== STATED EXERCISE ==
Only the lines from the one with "Output a JSON" onward are wanted, through the last line of the entries, set down exactly.

───── EXERCISE INPUT ─────

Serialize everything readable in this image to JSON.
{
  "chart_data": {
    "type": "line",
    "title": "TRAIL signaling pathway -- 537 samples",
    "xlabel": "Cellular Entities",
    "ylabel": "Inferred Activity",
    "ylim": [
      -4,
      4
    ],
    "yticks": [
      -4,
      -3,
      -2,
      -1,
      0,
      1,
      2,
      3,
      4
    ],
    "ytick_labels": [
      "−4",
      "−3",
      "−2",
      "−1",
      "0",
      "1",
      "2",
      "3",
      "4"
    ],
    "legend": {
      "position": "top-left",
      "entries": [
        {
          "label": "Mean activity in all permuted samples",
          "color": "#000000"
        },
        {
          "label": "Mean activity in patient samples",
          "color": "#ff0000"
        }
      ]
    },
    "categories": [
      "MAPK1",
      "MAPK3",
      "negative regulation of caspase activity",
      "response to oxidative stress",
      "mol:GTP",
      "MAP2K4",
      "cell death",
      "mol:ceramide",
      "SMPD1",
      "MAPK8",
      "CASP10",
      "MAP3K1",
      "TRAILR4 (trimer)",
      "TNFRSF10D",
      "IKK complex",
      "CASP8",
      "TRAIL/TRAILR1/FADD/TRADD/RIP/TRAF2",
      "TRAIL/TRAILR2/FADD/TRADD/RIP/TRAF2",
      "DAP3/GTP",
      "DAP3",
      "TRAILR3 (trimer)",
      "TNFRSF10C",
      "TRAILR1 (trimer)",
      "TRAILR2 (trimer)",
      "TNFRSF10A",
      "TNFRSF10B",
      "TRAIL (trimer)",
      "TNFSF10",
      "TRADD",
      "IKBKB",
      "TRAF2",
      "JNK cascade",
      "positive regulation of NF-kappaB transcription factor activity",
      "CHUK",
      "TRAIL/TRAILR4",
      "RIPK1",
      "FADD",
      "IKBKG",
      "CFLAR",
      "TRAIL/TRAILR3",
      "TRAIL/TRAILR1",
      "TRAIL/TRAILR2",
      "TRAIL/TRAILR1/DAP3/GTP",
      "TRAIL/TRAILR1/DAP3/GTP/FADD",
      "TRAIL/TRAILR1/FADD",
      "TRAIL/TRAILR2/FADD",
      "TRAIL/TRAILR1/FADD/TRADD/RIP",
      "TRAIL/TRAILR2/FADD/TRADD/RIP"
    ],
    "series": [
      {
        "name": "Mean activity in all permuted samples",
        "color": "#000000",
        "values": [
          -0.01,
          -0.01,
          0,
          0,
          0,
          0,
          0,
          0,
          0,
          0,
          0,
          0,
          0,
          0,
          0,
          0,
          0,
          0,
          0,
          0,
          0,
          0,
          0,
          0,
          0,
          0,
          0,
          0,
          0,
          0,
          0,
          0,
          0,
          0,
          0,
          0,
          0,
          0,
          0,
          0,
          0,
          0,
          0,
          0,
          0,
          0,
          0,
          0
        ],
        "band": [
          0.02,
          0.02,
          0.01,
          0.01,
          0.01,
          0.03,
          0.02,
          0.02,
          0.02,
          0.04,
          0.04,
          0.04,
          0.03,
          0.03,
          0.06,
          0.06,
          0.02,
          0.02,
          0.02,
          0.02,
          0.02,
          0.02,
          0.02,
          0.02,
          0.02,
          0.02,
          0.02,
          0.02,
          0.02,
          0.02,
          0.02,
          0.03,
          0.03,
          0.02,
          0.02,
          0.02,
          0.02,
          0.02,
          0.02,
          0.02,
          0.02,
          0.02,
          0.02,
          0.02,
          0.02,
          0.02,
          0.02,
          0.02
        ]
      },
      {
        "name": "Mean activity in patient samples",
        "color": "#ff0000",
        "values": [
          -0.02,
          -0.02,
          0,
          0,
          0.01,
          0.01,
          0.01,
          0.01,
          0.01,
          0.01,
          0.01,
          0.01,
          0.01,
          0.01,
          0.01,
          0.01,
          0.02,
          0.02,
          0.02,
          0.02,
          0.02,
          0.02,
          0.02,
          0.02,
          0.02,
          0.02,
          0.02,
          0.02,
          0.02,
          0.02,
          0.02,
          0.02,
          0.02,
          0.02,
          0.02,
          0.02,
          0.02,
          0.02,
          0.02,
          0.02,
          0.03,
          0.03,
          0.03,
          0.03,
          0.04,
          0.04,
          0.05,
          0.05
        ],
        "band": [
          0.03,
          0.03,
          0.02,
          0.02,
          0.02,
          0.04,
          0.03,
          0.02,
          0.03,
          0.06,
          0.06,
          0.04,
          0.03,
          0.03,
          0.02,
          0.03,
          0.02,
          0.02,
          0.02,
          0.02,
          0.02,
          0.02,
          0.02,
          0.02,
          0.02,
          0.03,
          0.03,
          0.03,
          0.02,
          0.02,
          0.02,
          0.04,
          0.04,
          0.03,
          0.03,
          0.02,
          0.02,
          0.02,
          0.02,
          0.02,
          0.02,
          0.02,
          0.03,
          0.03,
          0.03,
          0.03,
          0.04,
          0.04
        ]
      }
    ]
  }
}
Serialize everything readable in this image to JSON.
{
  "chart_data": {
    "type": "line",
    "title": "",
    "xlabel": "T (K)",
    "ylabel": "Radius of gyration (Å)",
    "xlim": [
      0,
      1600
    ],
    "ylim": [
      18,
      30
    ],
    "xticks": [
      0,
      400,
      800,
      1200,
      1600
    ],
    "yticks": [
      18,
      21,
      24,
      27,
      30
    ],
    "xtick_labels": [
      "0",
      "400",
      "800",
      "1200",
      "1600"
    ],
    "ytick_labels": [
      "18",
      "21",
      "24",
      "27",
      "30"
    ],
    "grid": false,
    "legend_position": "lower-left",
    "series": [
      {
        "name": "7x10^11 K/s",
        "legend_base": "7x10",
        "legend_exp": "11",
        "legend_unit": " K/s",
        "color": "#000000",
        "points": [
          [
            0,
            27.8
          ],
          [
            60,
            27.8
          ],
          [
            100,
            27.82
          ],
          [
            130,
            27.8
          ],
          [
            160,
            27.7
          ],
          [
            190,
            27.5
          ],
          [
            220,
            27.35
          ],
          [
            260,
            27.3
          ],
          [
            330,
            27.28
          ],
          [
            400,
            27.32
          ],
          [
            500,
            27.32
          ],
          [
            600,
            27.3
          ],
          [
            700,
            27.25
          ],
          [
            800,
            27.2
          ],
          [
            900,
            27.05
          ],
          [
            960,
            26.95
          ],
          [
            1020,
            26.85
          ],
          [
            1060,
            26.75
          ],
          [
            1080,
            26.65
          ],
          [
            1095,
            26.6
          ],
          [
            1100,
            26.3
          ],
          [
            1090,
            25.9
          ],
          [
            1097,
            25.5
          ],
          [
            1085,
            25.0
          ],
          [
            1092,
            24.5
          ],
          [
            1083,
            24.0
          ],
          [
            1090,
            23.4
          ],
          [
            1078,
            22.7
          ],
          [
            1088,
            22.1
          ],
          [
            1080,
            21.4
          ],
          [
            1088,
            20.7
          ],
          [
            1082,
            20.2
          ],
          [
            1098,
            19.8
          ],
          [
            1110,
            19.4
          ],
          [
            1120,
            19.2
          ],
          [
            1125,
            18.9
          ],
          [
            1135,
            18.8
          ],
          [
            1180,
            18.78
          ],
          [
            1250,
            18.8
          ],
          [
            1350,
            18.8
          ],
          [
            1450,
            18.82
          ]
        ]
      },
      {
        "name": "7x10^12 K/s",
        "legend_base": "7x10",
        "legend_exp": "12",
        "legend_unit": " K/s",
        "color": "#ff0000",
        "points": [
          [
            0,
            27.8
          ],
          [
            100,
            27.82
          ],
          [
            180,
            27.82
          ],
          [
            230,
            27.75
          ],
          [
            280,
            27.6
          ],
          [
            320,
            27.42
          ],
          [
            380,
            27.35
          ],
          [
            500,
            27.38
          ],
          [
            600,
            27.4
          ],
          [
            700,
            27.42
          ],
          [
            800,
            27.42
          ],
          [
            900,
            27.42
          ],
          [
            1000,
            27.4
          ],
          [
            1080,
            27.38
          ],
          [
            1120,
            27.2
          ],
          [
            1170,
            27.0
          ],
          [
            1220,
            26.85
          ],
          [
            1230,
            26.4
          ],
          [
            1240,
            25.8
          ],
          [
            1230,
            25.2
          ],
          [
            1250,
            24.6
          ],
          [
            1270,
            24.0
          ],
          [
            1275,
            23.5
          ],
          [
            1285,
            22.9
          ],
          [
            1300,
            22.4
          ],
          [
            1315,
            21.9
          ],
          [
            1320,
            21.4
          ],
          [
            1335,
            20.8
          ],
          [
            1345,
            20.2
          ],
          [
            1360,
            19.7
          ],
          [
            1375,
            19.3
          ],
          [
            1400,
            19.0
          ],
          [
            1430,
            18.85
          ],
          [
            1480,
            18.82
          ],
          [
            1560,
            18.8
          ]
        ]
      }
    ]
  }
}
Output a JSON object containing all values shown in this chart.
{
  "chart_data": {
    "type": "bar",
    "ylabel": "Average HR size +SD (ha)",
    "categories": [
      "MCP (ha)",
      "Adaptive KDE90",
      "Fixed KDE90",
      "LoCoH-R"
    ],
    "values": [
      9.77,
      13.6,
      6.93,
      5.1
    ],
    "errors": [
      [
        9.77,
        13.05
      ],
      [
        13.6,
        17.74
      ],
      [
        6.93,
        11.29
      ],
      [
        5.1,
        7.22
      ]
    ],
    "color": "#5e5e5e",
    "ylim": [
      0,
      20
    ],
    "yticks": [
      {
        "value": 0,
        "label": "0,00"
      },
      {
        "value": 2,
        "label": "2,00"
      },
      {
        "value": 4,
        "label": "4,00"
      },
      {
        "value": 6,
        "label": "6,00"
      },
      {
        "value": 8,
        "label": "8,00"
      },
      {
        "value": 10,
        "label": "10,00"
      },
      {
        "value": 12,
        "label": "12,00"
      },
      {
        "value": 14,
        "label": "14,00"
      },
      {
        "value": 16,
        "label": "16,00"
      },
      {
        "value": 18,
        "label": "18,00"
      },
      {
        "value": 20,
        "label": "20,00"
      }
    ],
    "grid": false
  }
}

─────

== CORRECT RESPONSE ==
Output a JSON object containing all values shown in this chart.
{
  "chart_data": {
    "type": "bar",
    "ylabel": "Average HR size +SD (ha)",
    "categories": [
      "MCP (ha)",
      "Adaptive KDE90",
      "Fixed KDE90",
      "LoCoH-R"
    ],
    "values": [
      9.77,
      13.6,
      6.93,
      5.1
    ],
    "errors": [
      [
        9.77,
        13.05
      ],
      [
        13.6,
        17.74
      ],
      [
        6.93,
        11.29
      ],
      [
        5.1,
        7.22
      ]
    ],
    "color": "#5e5e5e",
    "ylim": [
      0,
      20
    ],
    "yticks": [
      {
        "value": 0,
        "label": "0,00"
      },
      {
        "value": 2,
        "label": "2,00"
      },
      {
        "value": 4,
        "label": "4,00"
      },
      {
        "value": 6,
        "label": "6,00"
      },
      {
        "value": 8,
        "label": "8,00"
      },
      {
        "value": 10,
        "label": "10,00"
      },
      {
        "value": 12,
        "label": "12,00"
      },
      {
        "value": 14,
        "label": "14,00"
      },
      {
        "value": 16,
        "label": "16,00"
      },
      {
        "value": 18,
        "label": "18,00"
      },
      {
        "value": 20,
        "label": "20,00"
      }
    ],
    "grid": false
  }
}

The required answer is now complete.